** BEGIN MATERIAL PROVIDED **

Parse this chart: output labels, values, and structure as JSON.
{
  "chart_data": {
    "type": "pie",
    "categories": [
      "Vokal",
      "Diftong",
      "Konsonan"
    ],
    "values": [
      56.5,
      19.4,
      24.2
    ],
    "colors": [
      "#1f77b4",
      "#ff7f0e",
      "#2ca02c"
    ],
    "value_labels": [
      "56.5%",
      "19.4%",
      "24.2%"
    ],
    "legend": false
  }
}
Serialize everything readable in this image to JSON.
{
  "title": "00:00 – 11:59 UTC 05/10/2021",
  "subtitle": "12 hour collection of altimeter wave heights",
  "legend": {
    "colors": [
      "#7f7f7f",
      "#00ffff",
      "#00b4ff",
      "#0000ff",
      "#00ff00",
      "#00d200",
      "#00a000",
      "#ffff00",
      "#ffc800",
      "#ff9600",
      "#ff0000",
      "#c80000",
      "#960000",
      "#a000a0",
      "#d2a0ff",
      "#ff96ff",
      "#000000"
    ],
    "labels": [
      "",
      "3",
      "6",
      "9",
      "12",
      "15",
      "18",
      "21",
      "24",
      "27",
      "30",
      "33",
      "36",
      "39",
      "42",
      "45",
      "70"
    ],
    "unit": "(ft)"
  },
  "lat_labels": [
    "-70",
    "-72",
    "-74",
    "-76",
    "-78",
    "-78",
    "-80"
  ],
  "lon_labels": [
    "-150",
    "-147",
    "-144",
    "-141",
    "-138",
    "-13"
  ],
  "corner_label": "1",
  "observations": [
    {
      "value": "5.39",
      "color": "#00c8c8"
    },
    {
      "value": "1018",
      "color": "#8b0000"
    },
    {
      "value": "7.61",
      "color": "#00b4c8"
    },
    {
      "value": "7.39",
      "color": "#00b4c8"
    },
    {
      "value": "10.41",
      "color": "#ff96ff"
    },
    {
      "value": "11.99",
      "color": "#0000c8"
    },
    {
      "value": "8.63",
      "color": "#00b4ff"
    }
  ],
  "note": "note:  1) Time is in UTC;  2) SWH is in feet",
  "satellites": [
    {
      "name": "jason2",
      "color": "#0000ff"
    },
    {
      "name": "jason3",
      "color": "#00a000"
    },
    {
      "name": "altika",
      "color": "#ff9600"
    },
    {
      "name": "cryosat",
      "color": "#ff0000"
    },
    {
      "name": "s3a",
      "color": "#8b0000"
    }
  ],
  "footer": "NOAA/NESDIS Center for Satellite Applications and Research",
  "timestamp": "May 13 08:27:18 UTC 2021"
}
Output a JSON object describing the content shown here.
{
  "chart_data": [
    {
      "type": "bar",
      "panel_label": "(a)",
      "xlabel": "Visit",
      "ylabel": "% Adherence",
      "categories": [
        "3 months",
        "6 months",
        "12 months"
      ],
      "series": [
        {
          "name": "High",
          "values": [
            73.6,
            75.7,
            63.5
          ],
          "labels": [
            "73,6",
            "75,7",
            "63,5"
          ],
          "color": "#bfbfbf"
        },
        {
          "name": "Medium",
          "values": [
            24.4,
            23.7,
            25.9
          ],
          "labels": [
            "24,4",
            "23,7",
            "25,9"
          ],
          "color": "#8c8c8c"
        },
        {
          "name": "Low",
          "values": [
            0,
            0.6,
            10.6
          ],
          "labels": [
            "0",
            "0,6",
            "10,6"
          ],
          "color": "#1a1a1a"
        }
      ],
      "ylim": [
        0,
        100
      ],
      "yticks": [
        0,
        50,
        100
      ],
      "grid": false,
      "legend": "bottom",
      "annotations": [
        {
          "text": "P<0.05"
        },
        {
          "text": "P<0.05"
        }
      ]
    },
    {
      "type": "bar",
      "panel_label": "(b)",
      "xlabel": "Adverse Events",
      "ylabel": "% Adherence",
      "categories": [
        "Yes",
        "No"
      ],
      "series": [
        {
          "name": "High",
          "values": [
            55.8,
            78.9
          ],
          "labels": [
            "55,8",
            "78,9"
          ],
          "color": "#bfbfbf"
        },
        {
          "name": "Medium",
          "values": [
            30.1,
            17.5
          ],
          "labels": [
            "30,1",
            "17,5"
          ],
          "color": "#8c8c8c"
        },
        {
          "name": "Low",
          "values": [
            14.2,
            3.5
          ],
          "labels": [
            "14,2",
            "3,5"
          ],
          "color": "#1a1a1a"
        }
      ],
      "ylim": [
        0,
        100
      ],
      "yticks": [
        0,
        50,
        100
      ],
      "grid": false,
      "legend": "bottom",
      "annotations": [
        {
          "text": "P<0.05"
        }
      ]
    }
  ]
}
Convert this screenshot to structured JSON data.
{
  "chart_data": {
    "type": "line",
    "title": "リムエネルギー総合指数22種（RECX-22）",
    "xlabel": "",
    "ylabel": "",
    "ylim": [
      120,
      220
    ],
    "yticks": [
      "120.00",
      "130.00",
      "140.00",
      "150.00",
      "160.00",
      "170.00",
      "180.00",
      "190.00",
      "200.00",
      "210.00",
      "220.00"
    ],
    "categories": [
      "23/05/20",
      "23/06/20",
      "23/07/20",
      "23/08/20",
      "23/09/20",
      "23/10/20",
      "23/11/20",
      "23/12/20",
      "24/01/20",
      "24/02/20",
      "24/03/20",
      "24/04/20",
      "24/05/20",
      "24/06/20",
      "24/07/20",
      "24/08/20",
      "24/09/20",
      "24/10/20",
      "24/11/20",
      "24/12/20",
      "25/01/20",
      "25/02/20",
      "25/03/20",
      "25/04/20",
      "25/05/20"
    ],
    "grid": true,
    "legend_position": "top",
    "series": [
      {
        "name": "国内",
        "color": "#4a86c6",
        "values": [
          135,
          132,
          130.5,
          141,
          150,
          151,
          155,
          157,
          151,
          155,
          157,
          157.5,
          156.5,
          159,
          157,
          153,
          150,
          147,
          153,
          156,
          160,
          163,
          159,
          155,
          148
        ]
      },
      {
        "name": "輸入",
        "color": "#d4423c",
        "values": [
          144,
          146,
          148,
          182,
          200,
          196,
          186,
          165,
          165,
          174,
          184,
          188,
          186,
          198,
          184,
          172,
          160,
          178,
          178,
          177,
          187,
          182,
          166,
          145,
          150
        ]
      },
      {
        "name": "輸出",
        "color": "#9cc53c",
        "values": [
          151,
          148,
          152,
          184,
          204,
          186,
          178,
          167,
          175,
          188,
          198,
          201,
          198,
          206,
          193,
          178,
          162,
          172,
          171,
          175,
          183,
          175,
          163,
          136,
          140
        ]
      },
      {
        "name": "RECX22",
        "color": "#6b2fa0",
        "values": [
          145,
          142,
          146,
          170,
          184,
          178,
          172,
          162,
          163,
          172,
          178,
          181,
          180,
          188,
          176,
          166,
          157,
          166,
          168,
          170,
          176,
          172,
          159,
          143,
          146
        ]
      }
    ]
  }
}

** END MATERIAL PROVIDED **

→ **PROMPT**:
Copy all of the data exactly.

→ **FULL ANSWER**:
Parse this chart: output labels, values, and structure as JSON.
{
  "chart_data": {
    "type": "pie",
    "categories": [
      "Vokal",
      "Diftong",
      "Konsonan"
    ],
    "values": [
      56.5,
      19.4,
      24.2
    ],
    "colors": [
      "#1f77b4",
      "#ff7f0e",
      "#2ca02c"
    ],
    "value_labels": [
      "56.5%",
      "19.4%",
      "24.2%"
    ],
    "legend": false
  }
}
Serialize everything readable in this image to JSON.
{
  "title": "00:00 – 11:59 UTC 05/10/2021",
  "subtitle": "12 hour collection of altimeter wave heights",
  "legend": {
    "colors": [
      "#7f7f7f",
      "#00ffff",
      "#00b4ff",
      "#0000ff",
      "#00ff00",
      "#00d200",
      "#00a000",
      "#ffff00",
      "#ffc800",
      "#ff9600",
      "#ff0000",
      "#c80000",
      "#960000",
      "#a000a0",
      "#d2a0ff",
      "#ff96ff",
      "#000000"
    ],
    "labels": [
      "",
      "3",
      "6",
      "9",
      "12",
      "15",
      "18",
      "21",
      "24",
      "27",
      "30",
      "33",
      "36",
      "39",
      "42",
      "45",
      "70"
    ],
    "unit": "(ft)"
  },
  "lat_labels": [
    "-70",
    "-72",
    "-74",
    "-76",
    "-78",
    "-78",
    "-80"
  ],
  "lon_labels": [
    "-150",
    "-147",
    "-144",
    "-141",
    "-138",
    "-13"
  ],
  "corner_label": "1",
  "observations": [
    {
      "value": "5.39",
      "color": "#00c8c8"
    },
    {
      "value": "1018",
      "color": "#8b0000"
    },
    {
      "value": "7.61",
      "color": "#00b4c8"
    },
    {
      "value": "7.39",
      "color": "#00b4c8"
    },
    {
      "value": "10.41",
      "color": "#ff96ff"
    },
    {
      "value": "11.99",
      "color": "#0000c8"
    },
    {
      "value": "8.63",
      "color": "#00b4ff"
    }
  ],
  "note": "note:  1) Time is in UTC;  2) SWH is in feet",
  "satellites": [
    {
      "name": "jason2",
      "color": "#0000ff"
    },
    {
      "name": "jason3",
      "color": "#00a000"
    },
    {
      "name": "altika",
      "color": "#ff9600"
    },
    {
      "name": "cryosat",
      "color": "#ff0000"
    },
    {
      "name": "s3a",
      "color": "#8b0000"
    }
  ],
  "footer": "NOAA/NESDIS Center for Satellite Applications and Research",
  "timestamp": "May 13 08:27:18 UTC 2021"
}
Output a JSON object describing the content shown here.
{
  "chart_data": [
    {
      "type": "bar",
      "panel_label": "(a)",
      "xlabel": "Visit",
      "ylabel": "% Adherence",
      "categories": [
        "3 months",
        "6 months",
        "12 months"
      ],
      "series": [
        {
          "name": "High",
          "values": [
            73.6,
            75.7,
            63.5
          ],
          "labels": [
            "73,6",
            "75,7",
            "63,5"
          ],
          "color": "#bfbfbf"
        },
        {
          "name": "Medium",
          "values": [
            24.4,
            23.7,
            25.9
          ],
          "labels": [
            "24,4",
            "23,7",
            "25,9"
          ],
          "color": "#8c8c8c"
        },
        {
          "name": "Low",
          "values": [
            0,
            0.6,
            10.6
          ],
          "labels": [
            "0",
            "0,6",
            "10,6"
          ],
          "color": "#1a1a1a"
        }
      ],
      "ylim": [
        0,
        100
      ],
      "yticks": [
        0,
        50,
        100
      ],
      "grid": false,
      "legend": "bottom",
      "annotations": [
        {
          "text": "P<0.05"
        },
        {
          "text": "P<0.05"
        }
      ]
    },
    {
      "type": "bar",
      "panel_label": "(b)",
      "xlabel": "Adverse Events",
      "ylabel": "% Adherence",
      "categories": [
        "Yes",
        "No"
      ],
      "series": [
        {
          "name": "High",
          "values": [
            55.8,
            78.9
          ],
          "labels": [
            "55,8",
            "78,9"
          ],
          "color": "#bfbfbf"
        },
        {
          "name": "Medium",
          "values": [
            30.1,
            17.5
          ],
          "labels": [
            "30,1",
            "17,5"
          ],
          "color": "#8c8c8c"
        },
        {
          "name": "Low",
          "values": [
            14.2,
            3.5
          ],
          "labels": [
            "14,2",
            "3,5"
          ],
          "color": "#1a1a1a"
        }
      ],
      "ylim": [
        0,
        100
      ],
      "yticks": [
        0,
        50,
        100
      ],
      "grid": false,
      "legend": "bottom",
      "annotations": [
        {
          "text": "P<0.05"
        }
      ]
    }
  ]
}
Convert this screenshot to structured JSON data.
{
  "chart_data": {
    "type": "line",
    "title": "リムエネルギー総合指数22種（RECX-22）",
    "xlabel": "",
    "ylabel": "",
    "ylim": [
      120,
      220
    ],
    "yticks": [
      "120.00",
      "130.00",
      "140.00",
      "150.00",
      "160.00",
      "170.00",
      "180.00",
      "190.00",
      "200.00",
      "210.00",
      "220.00"
    ],
    "categories": [
      "23/05/20",
      "23/06/20",
      "23/07/20",
      "23/08/20",
      "23/09/20",
      "23/10/20",
      "23/11/20",
      "23/12/20",
      "24/01/20",
      "24/02/20",
      "24/03/20",
      "24/04/20",
      "24/05/20",
      "24/06/20",
      "24/07/20",
      "24/08/20",
      "24/09/20",
      "24/10/20",
      "24/11/20",
      "24/12/20",
      "25/01/20",
      "25/02/20",
      "25/03/20",
      "25/04/20",
      "25/05/20"
    ],
    "grid": true,
    "legend_position": "top",
    "series": [
      {
        "name": "国内",
        "color": "#4a86c6",
        "values": [
          135,
          132,
          130.5,
          141,
          150,
          151,
          155,
          157,
          151,
          155,
          157,
          157.5,
          156.5,
          159,
          157,
          153,
          150,
          147,
          153,
          156,
          160,
          163,
          159,
          155,
          148
        ]
      },
      {
        "name": "輸入",
        "color": "#d4423c",
        "values": [
          144,
          146,
          148,
          182,
          200,
          196,
          186,
          165,
          165,
          174,
          184,
          188,
          186,
          198,
          184,
          172,
          160,
          178,
          178,
          177,
          187,
          182,
          166,
          145,
          150
        ]
      },
      {
        "name": "輸出",
        "color": "#9cc53c",
        "values": [
          151,
          148,
          152,
          184,
          204,
          186,
          178,
          167,
          175,
          188,
          198,
          201,
          198,
          206,
          193,
          178,
          162,
          172,
          171,
          175,
          183,
          175,
          163,
          136,
          140
        ]
      },
      {
        "name": "RECX22",
        "color": "#6b2fa0",
        "values": [
          145,
          142,
          146,
          170,
          184,
          178,
          172,
          162,
          163,
          172,
          178,
          181,
          180,
          188,
          176,
          166,
          157,
          166,
          168,
          170,
          176,
          172,
          159,
          143,
          146
        ]
      }
    ]
  }
}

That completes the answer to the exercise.